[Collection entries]
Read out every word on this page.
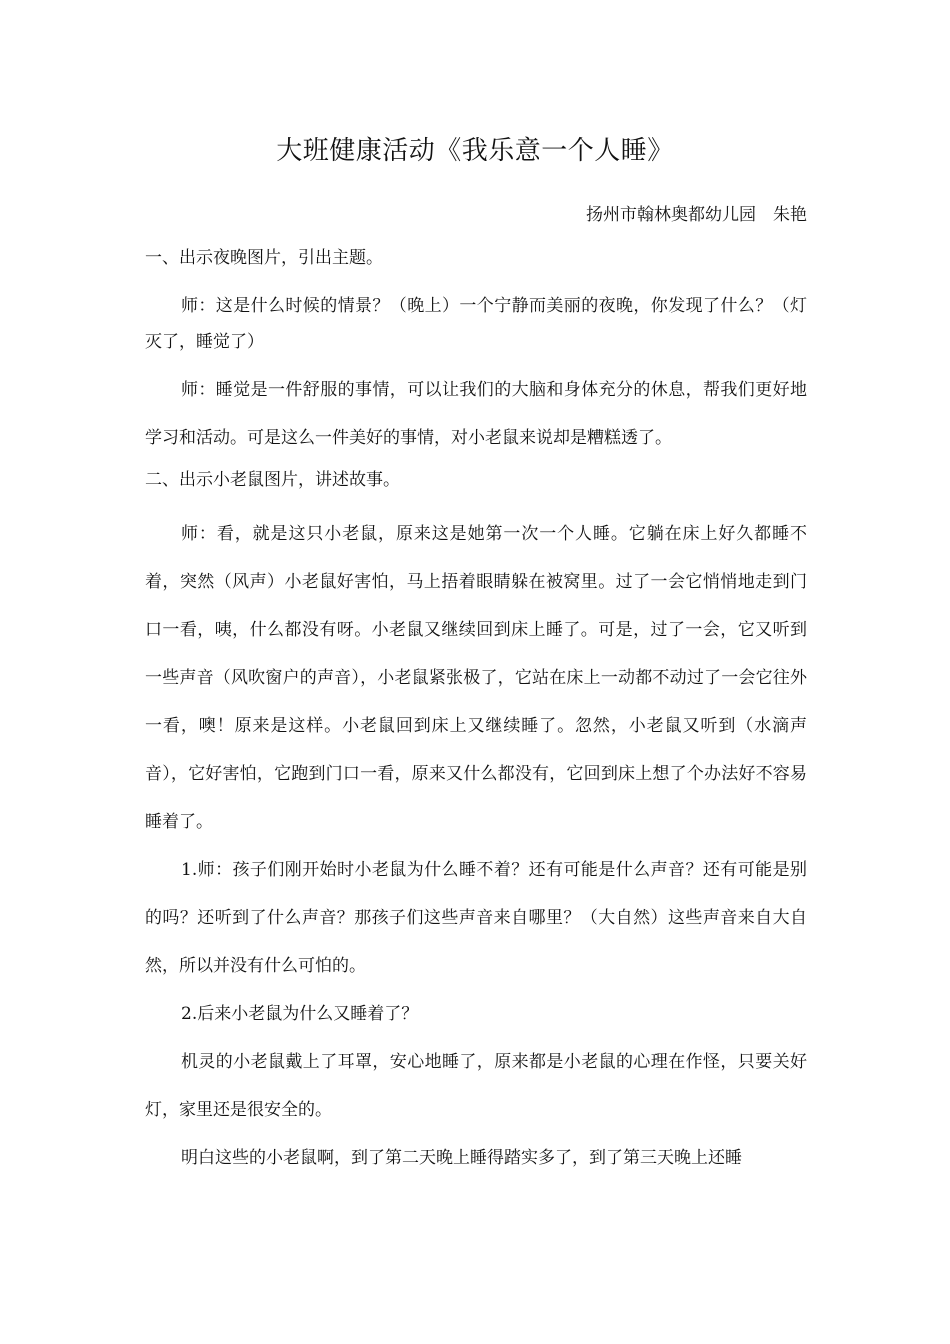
大班健康活动《我乐意一个人睡》
扬州市翰林奥都幼儿园　朱艳

一、出示夜晚图片，引出主题。

师：这是什么时候的情景？（晚上）一个宁静而美丽的夜晚，你发现了什么？（灯灭了，睡觉了）

师：睡觉是一件舒服的事情，可以让我们的大脑和身体充分的休息，帮我们更好地学习和活动。可是这么一件美好的事情，对小老鼠来说却是糟糕透了。

二、出示小老鼠图片，讲述故事。

师：看，就是这只小老鼠，原来这是她第一次一个人睡。它躺在床上好久都睡不着，突然（风声）小老鼠好害怕，马上捂着眼睛躲在被窝里。过了一会它悄悄地走到门口一看，咦，什么都没有呀。小老鼠又继续回到床上睡了。可是，过了一会，它又听到一些声音（风吹窗户的声音），小老鼠紧张极了，它站在床上一动都不动过了一会它往外一看，噢！原来是这样。小老鼠回到床上又继续睡了。忽然，小老鼠又听到（水滴声音），它好害怕，它跑到门口一看，原来又什么都没有，它回到床上想了个办法好不容易睡着了。

1.师：孩子们刚开始时小老鼠为什么睡不着？还有可能是什么声音？还有可能是别的吗？还听到了什么声音？那孩子们这些声音来自哪里？（大自然）这些声音来自大自然，所以并没有什么可怕的。

2.后来小老鼠为什么又睡着了？

机灵的小老鼠戴上了耳罩，安心地睡了，原来都是小老鼠的心理在作怪，只要关好灯，家里还是很安全的。

明白这些的小老鼠啊，到了第二天晚上睡得踏实多了，到了第三天晚上还睡
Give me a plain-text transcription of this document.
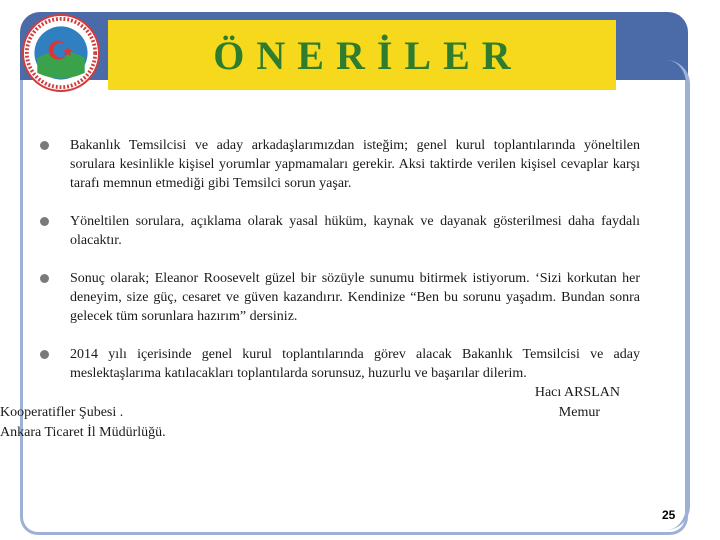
ÖNERİLER
Bakanlık Temsilcisi ve aday arkadaşlarımızdan isteğim; genel kurul toplantılarında yöneltilen sorulara kesinlikle kişisel yorumlar yapmamaları gerekir. Aksi taktirde verilen kişisel cevaplar karşı tarafı memnun etmediği gibi Temsilci sorun yaşar.
Yöneltilen sorulara, açıklama olarak yasal hüküm, kaynak ve dayanak gösterilmesi daha faydalı olacaktır.
Sonuç olarak; Eleanor Roosevelt güzel bir sözüyle sunumu bitirmek istiyorum. ‘Sizi korkutan her deneyim, size güç, cesaret ve güven kazandırır. Kendinize “Ben bu sorunu yaşadım. Bundan sonra gelecek tüm sorunlara hazırım” dersiniz.
2014 yılı içerisinde genel kurul toplantılarında görev alacak Bakanlık Temsilcisi ve aday meslektaşlarıma katılacakları toplantılarda sorunsuz, huzurlu ve başarılar dilerim.
Hacı ARSLAN
Kooperatifler Şubesi .	Memur
Ankara Ticaret İl Müdürlüğü.
25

_Prompt_: Give the number of lines in the records above that contain the word "toplantılarında". Reply with that number alone.

_Solution to the exercise_: 2